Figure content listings

## Begin

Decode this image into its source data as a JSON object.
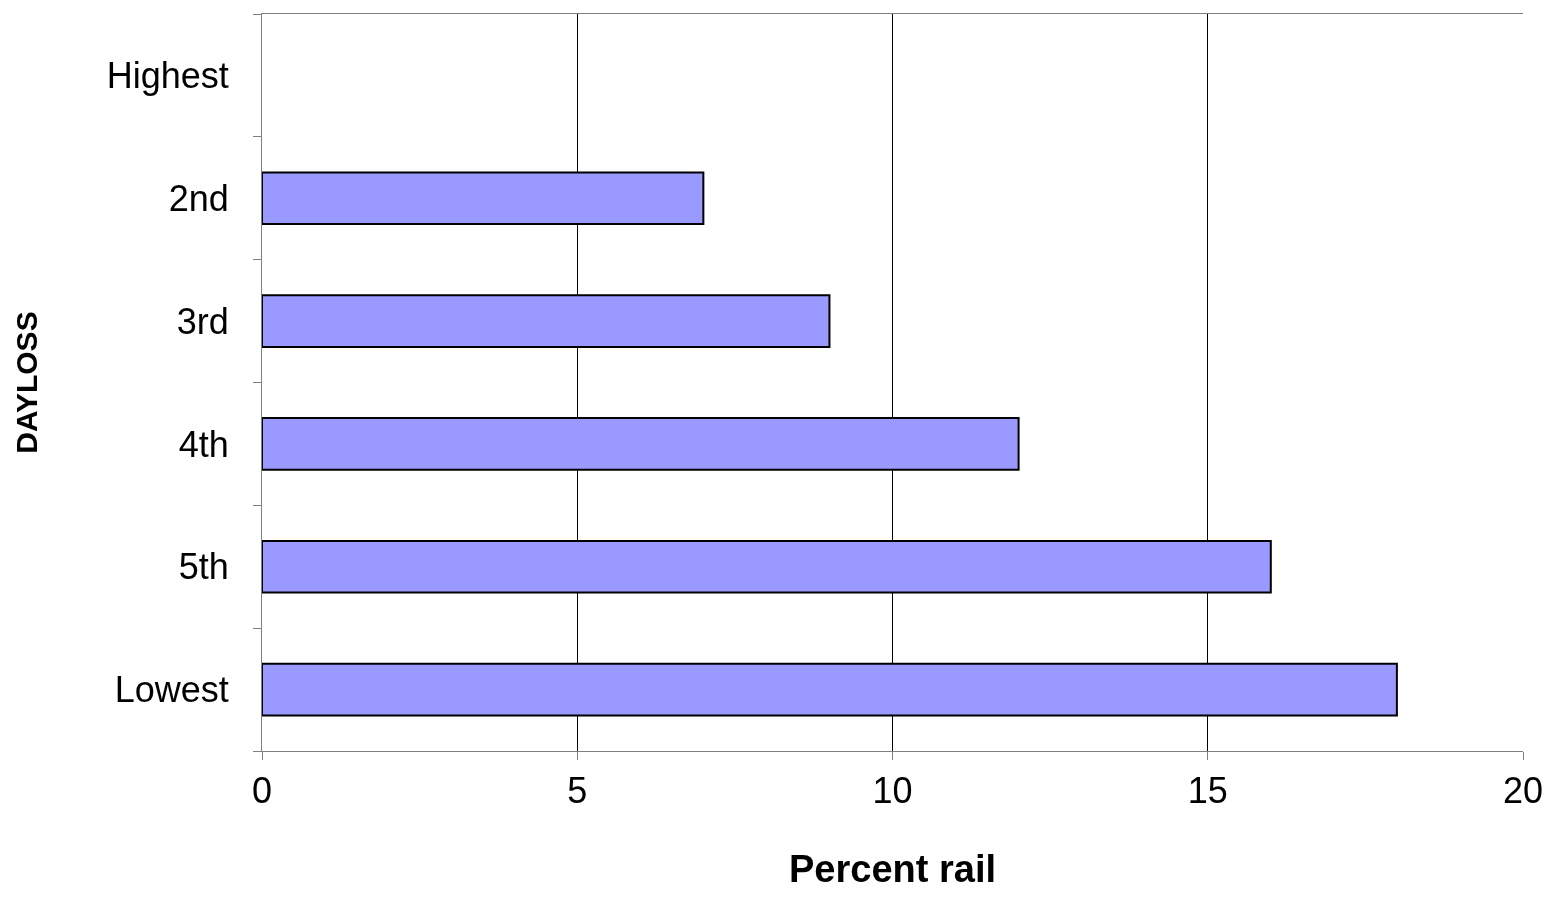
{
  "chart_data": {
    "type": "bar",
    "orientation": "horizontal",
    "xlabel": "Percent rail",
    "ylabel": "DAYLOSS",
    "categories": [
      "Highest",
      "2nd",
      "3rd",
      "4th",
      "5th",
      "Lowest"
    ],
    "values": [
      null,
      7,
      9,
      12,
      16,
      18
    ],
    "color": "#9999ff",
    "xlim": [
      0,
      20
    ],
    "xticks": [
      0,
      5,
      10,
      15,
      20
    ],
    "grid": "x"
  }
}
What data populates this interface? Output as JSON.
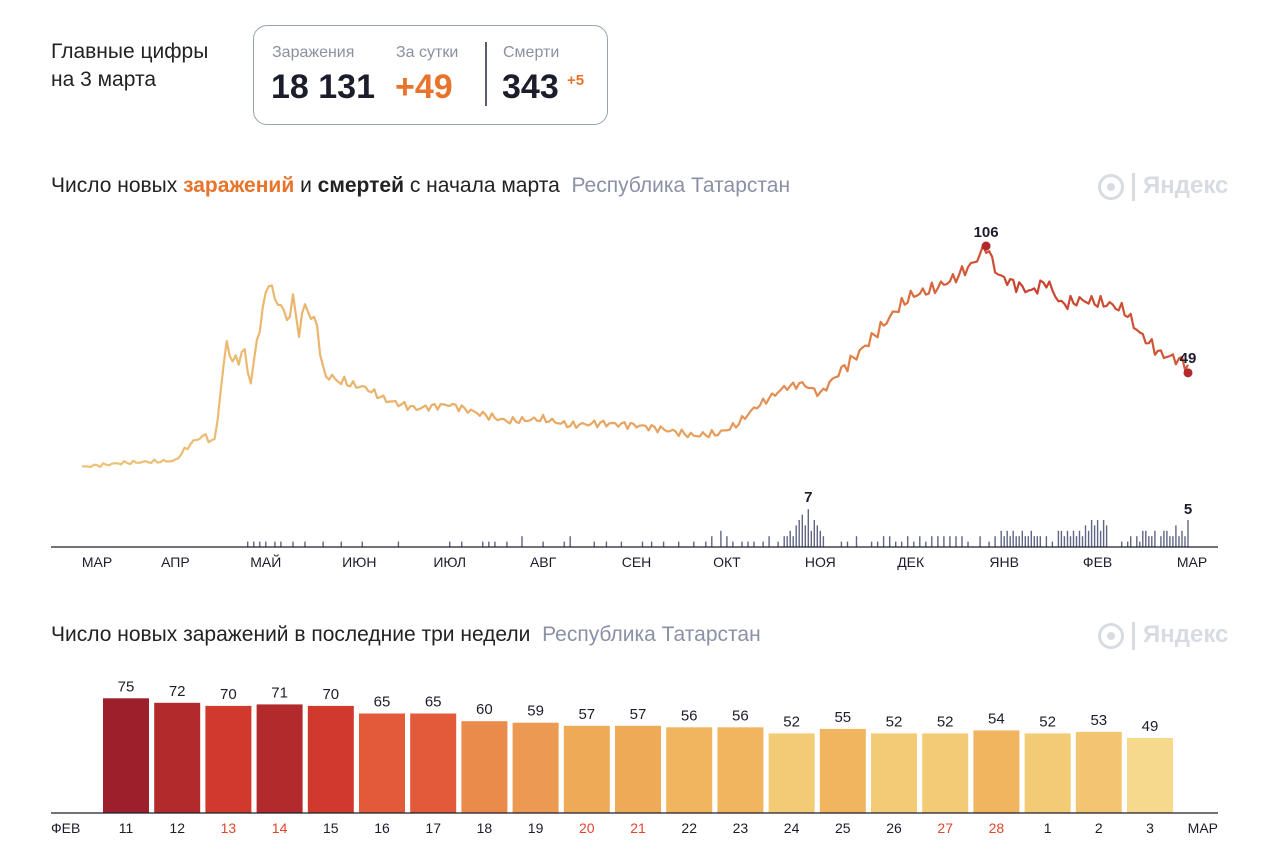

## End

**GIVEN EXERCISE**
Please repeat the entries exactly. Do not include the pictures.

**IN RESPONSE**
Decode this image into its source data as a JSON object.
{
  "chart_data": {
    "type": "bar",
    "orientation": "horizontal",
    "xlabel": "Percent rail",
    "ylabel": "DAYLOSS",
    "categories": [
      "Highest",
      "2nd",
      "3rd",
      "4th",
      "5th",
      "Lowest"
    ],
    "values": [
      null,
      7,
      9,
      12,
      16,
      18
    ],
    "color": "#9999ff",
    "xlim": [
      0,
      20
    ],
    "xticks": [
      0,
      5,
      10,
      15,
      20
    ],
    "grid": "x"
  }
}
What data populates this interface? Output as JSON.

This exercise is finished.